◆ Task objective: Locate each line below that includes "Primaria" and reproduce it.

Collected data entries
◆ ◆ ◆

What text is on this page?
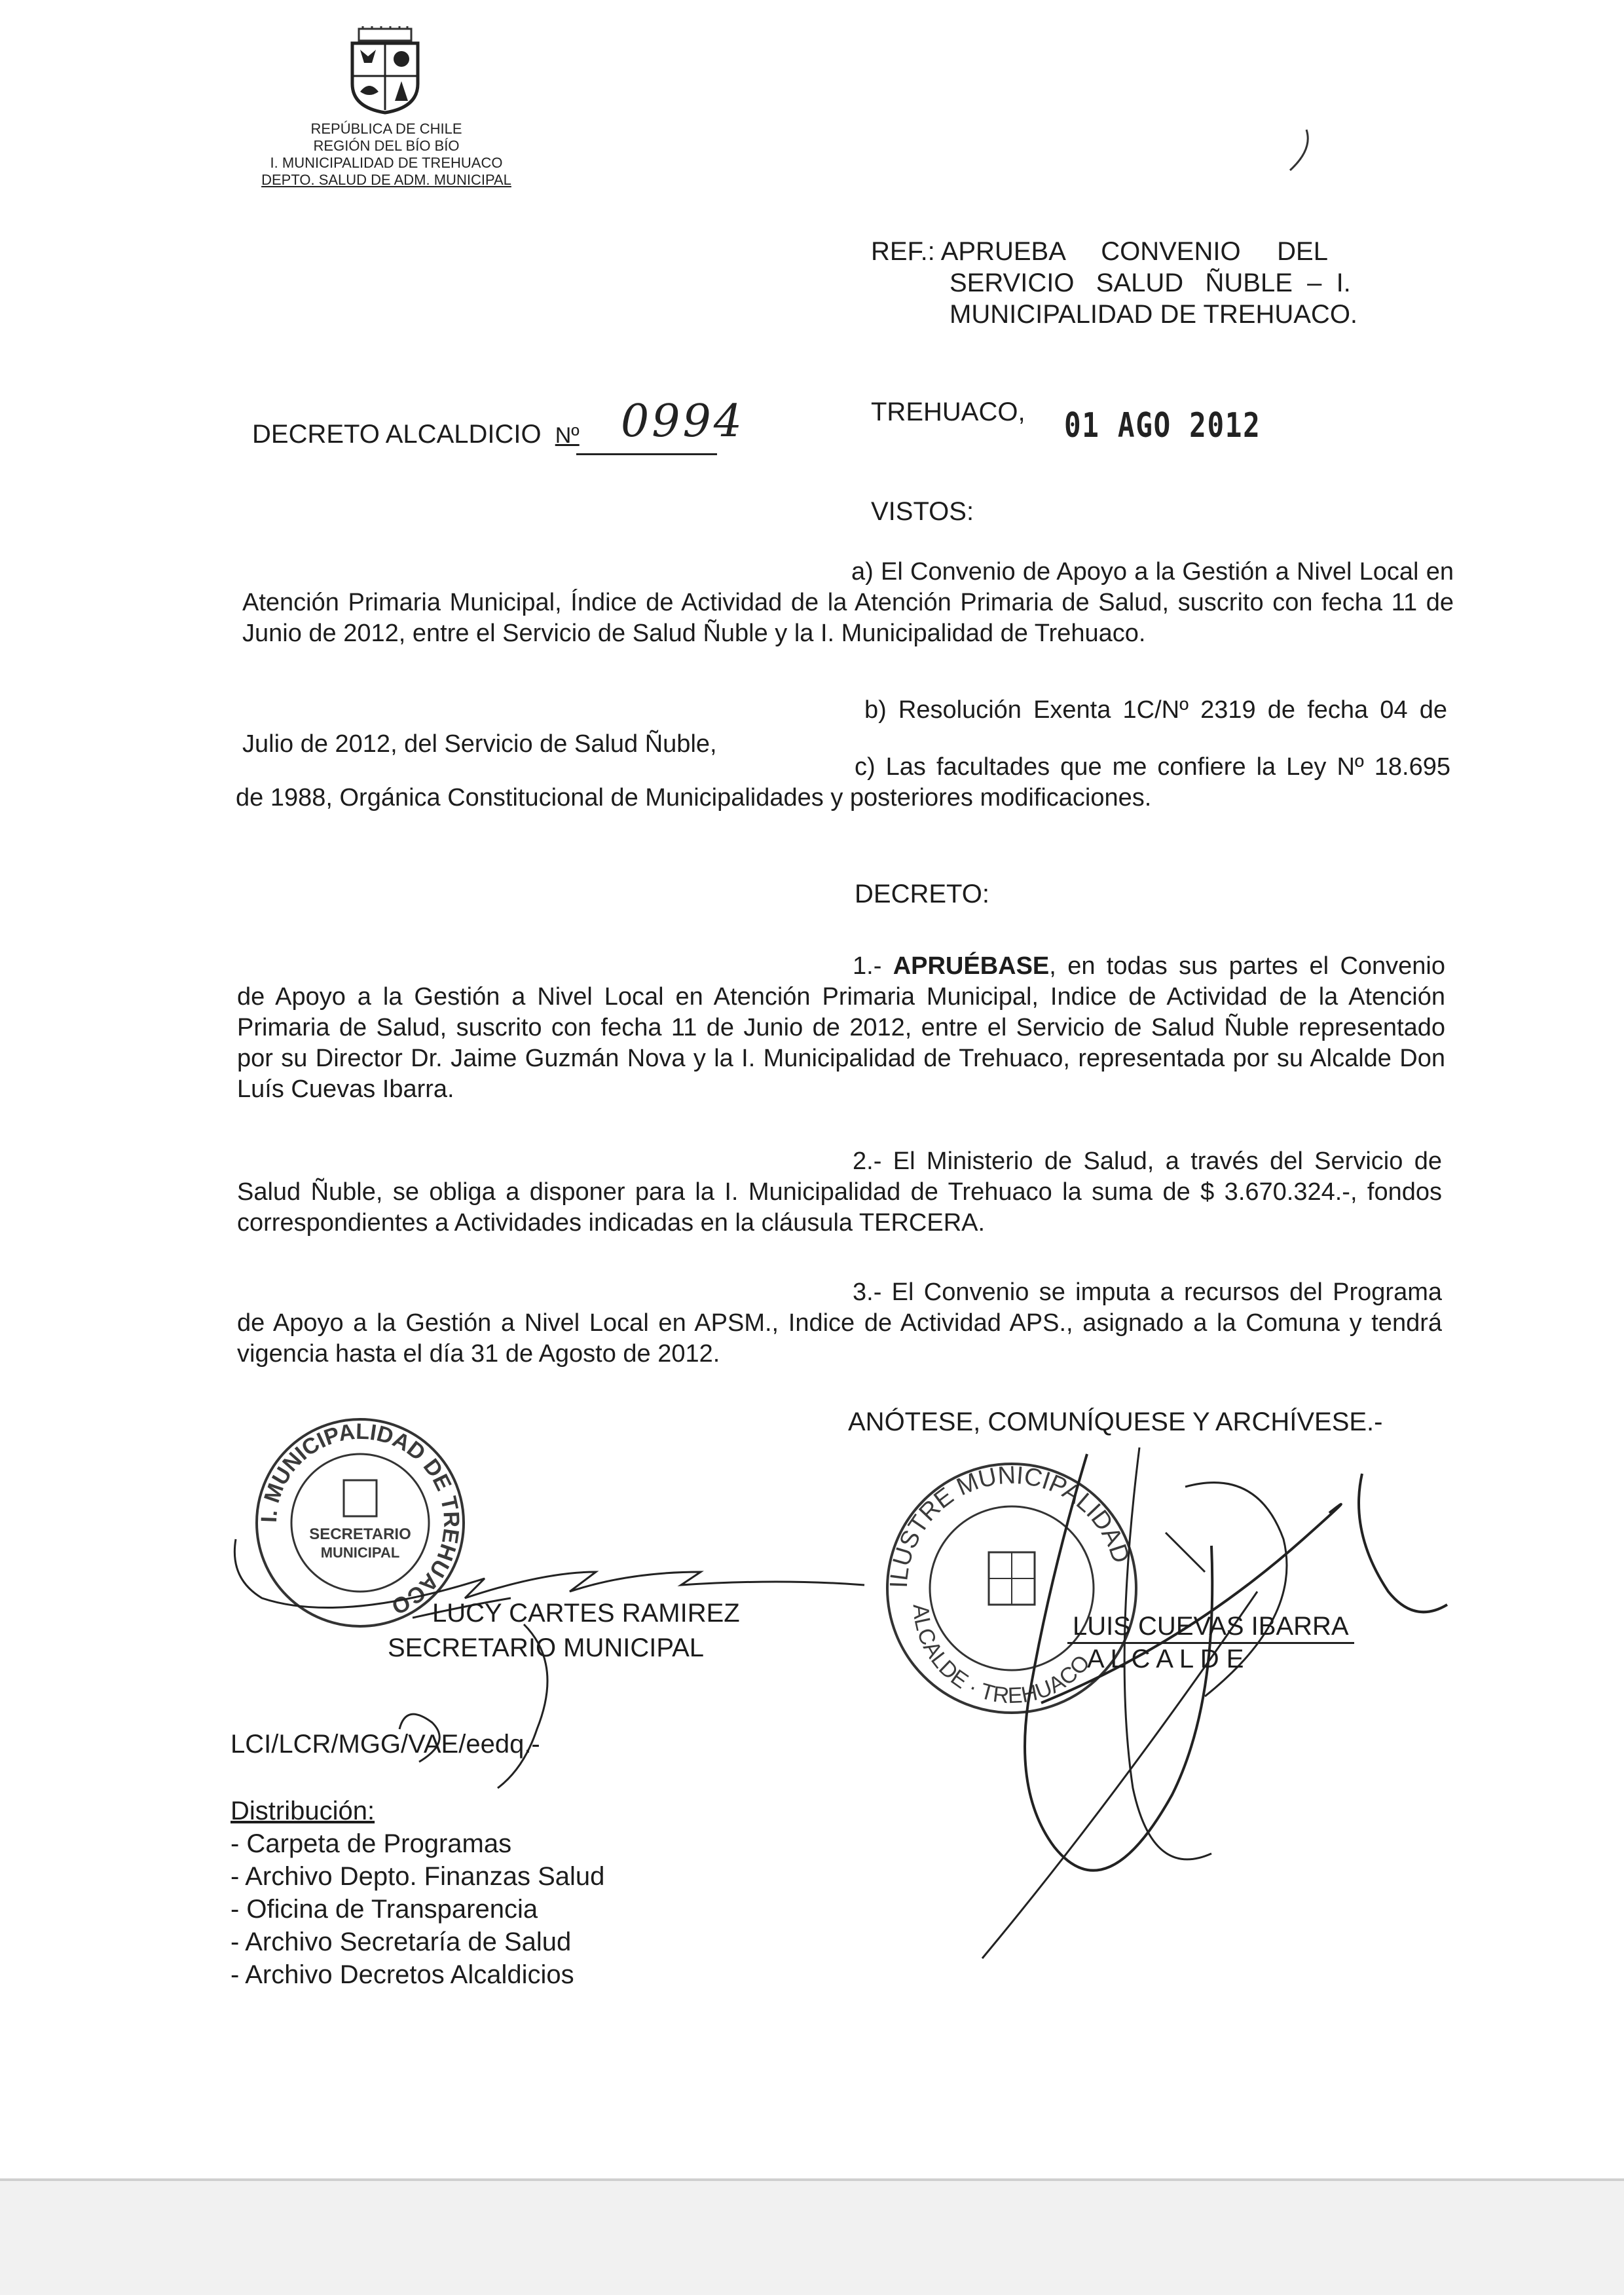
REPÚBLICA DE CHILE
REGIÓN DEL BÍO BÍO
I. MUNICIPALIDAD DE TREHUACO
DEPTO. SALUD DE ADM. MUNICIPAL
REF.: APRUEBA     CONVENIO     DEL
SERVICIO   SALUD   ÑUBLE  –  I.
MUNICIPALIDAD DE TREHUACO.
DECRETO ALCALDICIO Nº 0994	TREHUACO, 01 AGO 2012
VISTOS:
a) El Convenio de Apoyo a la Gestión a Nivel Local en Atención Primaria Municipal, Índice de Actividad de la Atención Primaria de Salud, suscrito con fecha 11 de Junio de 2012, entre el Servicio de Salud Ñuble y la I. Municipalidad de Trehuaco.
b) Resolución Exenta 1C/Nº 2319 de fecha 04 de Julio de 2012, del Servicio de Salud Ñuble,
c) Las facultades que me confiere la Ley Nº 18.695 de 1988, Orgánica Constitucional de Municipalidades y posteriores modificaciones.
DECRETO:
1.- APRUÉBASE, en todas sus partes el Convenio de Apoyo a la Gestión a Nivel Local en Atención Primaria Municipal, Indice de Actividad de la Atención Primaria de Salud, suscrito con fecha 11 de Junio de 2012, entre el Servicio de Salud Ñuble representado por su Director Dr. Jaime Guzmán Nova y la I. Municipalidad de Trehuaco, representada por su Alcalde Don Luís Cuevas Ibarra.
2.- El Ministerio de Salud, a través del Servicio de Salud Ñuble, se obliga a disponer para la I. Municipalidad de Trehuaco la suma de $ 3.670.324.-, fondos correspondientes a Actividades indicadas en la cláusula TERCERA.
3.- El Convenio se imputa a recursos del Programa de Apoyo a la Gestión a Nivel Local en APSM., Indice de Actividad APS., asignado a la Comuna y tendrá vigencia hasta el día 31 de Agosto de 2012.
ANÓTESE, COMUNÍQUESE Y ARCHÍVESE.-
I. MUNICIPALIDAD DE TREHUACO
SECRETARIO
MUNICIPAL
LUCY CARTES RAMIREZ
SECRETARIO MUNICIPAL
ILUSTRE MUNICIPALIDAD
ALCALDE · TREHUACO
LUIS CUEVAS IBARRA
A L C A L D E
LCI/LCR/MGG/VAE/eedq.-
Distribución:
- Carpeta de Programas
- Archivo Depto. Finanzas Salud
- Oficina de Transparencia
- Archivo Secretaría de Salud
- Archivo Decretos Alcaldicios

◆ ◆ ◆

◆ Solution to this problem:
a) El Convenio de Apoyo a la Gestión a Nivel Local en Atención Primaria Municipal, Índice de Actividad de la Atención Primaria de Salud, suscrito con fecha 11 de Junio de 2012, entre el Servicio de Salud Ñuble y la I. Municipalidad de Trehuaco.
1.- APRUÉBASE, en todas sus partes el Convenio de Apoyo a la Gestión a Nivel Local en Atención Primaria Municipal, Indice de Actividad de la Atención Primaria de Salud, suscrito con fecha 11 de Junio de 2012, entre el Servicio de Salud Ñuble representado por su Director Dr. Jaime Guzmán Nova y la I. Municipalidad de Trehuaco, representada por su Alcalde Don Luís Cuevas Ibarra.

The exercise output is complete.